(Data listing)
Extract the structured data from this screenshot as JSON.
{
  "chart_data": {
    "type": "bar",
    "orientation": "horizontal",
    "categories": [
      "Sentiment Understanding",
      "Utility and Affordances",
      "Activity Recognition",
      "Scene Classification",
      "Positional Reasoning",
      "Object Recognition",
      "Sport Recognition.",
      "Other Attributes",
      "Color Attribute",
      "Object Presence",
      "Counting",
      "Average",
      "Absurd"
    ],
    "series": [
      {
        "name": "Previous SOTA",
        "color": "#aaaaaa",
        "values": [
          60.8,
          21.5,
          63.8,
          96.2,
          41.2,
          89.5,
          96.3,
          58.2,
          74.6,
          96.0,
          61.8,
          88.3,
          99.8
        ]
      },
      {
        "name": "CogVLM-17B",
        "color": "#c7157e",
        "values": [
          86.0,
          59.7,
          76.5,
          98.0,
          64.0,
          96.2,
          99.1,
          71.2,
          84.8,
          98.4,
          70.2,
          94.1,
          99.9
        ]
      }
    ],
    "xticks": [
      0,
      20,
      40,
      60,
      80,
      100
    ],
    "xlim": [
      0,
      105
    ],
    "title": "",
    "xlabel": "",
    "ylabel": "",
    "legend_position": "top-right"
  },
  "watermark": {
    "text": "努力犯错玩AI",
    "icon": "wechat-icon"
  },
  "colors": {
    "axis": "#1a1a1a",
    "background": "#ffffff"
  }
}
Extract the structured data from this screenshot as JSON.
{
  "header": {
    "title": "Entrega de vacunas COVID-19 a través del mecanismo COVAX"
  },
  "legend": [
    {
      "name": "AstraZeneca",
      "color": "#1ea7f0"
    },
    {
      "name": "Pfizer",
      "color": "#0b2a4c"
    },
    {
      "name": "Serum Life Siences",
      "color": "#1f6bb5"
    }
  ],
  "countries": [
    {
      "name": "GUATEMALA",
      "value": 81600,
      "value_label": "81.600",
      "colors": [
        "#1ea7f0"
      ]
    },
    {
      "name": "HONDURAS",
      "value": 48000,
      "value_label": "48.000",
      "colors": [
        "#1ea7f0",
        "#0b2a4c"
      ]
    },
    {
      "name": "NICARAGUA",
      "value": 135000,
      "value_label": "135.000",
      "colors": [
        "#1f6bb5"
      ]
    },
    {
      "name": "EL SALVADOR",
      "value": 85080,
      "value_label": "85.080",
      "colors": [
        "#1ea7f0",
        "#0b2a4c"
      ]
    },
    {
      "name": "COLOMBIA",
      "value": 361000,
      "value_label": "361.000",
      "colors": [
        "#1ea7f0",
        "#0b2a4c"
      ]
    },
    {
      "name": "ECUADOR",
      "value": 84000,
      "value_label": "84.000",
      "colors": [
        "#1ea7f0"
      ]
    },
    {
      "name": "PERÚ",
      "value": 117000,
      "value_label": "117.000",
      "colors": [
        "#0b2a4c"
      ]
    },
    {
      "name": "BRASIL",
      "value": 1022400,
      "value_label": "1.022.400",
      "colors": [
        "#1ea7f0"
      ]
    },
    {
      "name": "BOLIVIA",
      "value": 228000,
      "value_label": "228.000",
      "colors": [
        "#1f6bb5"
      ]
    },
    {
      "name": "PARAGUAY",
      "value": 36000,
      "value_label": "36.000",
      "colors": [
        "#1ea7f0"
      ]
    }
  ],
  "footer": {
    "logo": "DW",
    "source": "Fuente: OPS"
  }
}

Brief: Produce a verbatim transcription of the entries above.

Finished task:
Extract the structured data from this screenshot as JSON.
{
  "chart_data": {
    "type": "bar",
    "orientation": "horizontal",
    "categories": [
      "Sentiment Understanding",
      "Utility and Affordances",
      "Activity Recognition",
      "Scene Classification",
      "Positional Reasoning",
      "Object Recognition",
      "Sport Recognition.",
      "Other Attributes",
      "Color Attribute",
      "Object Presence",
      "Counting",
      "Average",
      "Absurd"
    ],
    "series": [
      {
        "name": "Previous SOTA",
        "color": "#aaaaaa",
        "values": [
          60.8,
          21.5,
          63.8,
          96.2,
          41.2,
          89.5,
          96.3,
          58.2,
          74.6,
          96.0,
          61.8,
          88.3,
          99.8
        ]
      },
      {
        "name": "CogVLM-17B",
        "color": "#c7157e",
        "values": [
          86.0,
          59.7,
          76.5,
          98.0,
          64.0,
          96.2,
          99.1,
          71.2,
          84.8,
          98.4,
          70.2,
          94.1,
          99.9
        ]
      }
    ],
    "xticks": [
      0,
      20,
      40,
      60,
      80,
      100
    ],
    "xlim": [
      0,
      105
    ],
    "title": "",
    "xlabel": "",
    "ylabel": "",
    "legend_position": "top-right"
  },
  "watermark": {
    "text": "努力犯错玩AI",
    "icon": "wechat-icon"
  },
  "colors": {
    "axis": "#1a1a1a",
    "background": "#ffffff"
  }
}
Extract the structured data from this screenshot as JSON.
{
  "header": {
    "title": "Entrega de vacunas COVID-19 a través del mecanismo COVAX"
  },
  "legend": [
    {
      "name": "AstraZeneca",
      "color": "#1ea7f0"
    },
    {
      "name": "Pfizer",
      "color": "#0b2a4c"
    },
    {
      "name": "Serum Life Siences",
      "color": "#1f6bb5"
    }
  ],
  "countries": [
    {
      "name": "GUATEMALA",
      "value": 81600,
      "value_label": "81.600",
      "colors": [
        "#1ea7f0"
      ]
    },
    {
      "name": "HONDURAS",
      "value": 48000,
      "value_label": "48.000",
      "colors": [
        "#1ea7f0",
        "#0b2a4c"
      ]
    },
    {
      "name": "NICARAGUA",
      "value": 135000,
      "value_label": "135.000",
      "colors": [
        "#1f6bb5"
      ]
    },
    {
      "name": "EL SALVADOR",
      "value": 85080,
      "value_label": "85.080",
      "colors": [
        "#1ea7f0",
        "#0b2a4c"
      ]
    },
    {
      "name": "COLOMBIA",
      "value": 361000,
      "value_label": "361.000",
      "colors": [
        "#1ea7f0",
        "#0b2a4c"
      ]
    },
    {
      "name": "ECUADOR",
      "value": 84000,
      "value_label": "84.000",
      "colors": [
        "#1ea7f0"
      ]
    },
    {
      "name": "PERÚ",
      "value": 117000,
      "value_label": "117.000",
      "colors": [
        "#0b2a4c"
      ]
    },
    {
      "name": "BRASIL",
      "value": 1022400,
      "value_label": "1.022.400",
      "colors": [
        "#1ea7f0"
      ]
    },
    {
      "name": "BOLIVIA",
      "value": 228000,
      "value_label": "228.000",
      "colors": [
        "#1f6bb5"
      ]
    },
    {
      "name": "PARAGUAY",
      "value": 36000,
      "value_label": "36.000",
      "colors": [
        "#1ea7f0"
      ]
    }
  ],
  "footer": {
    "logo": "DW",
    "source": "Fuente: OPS"
  }
}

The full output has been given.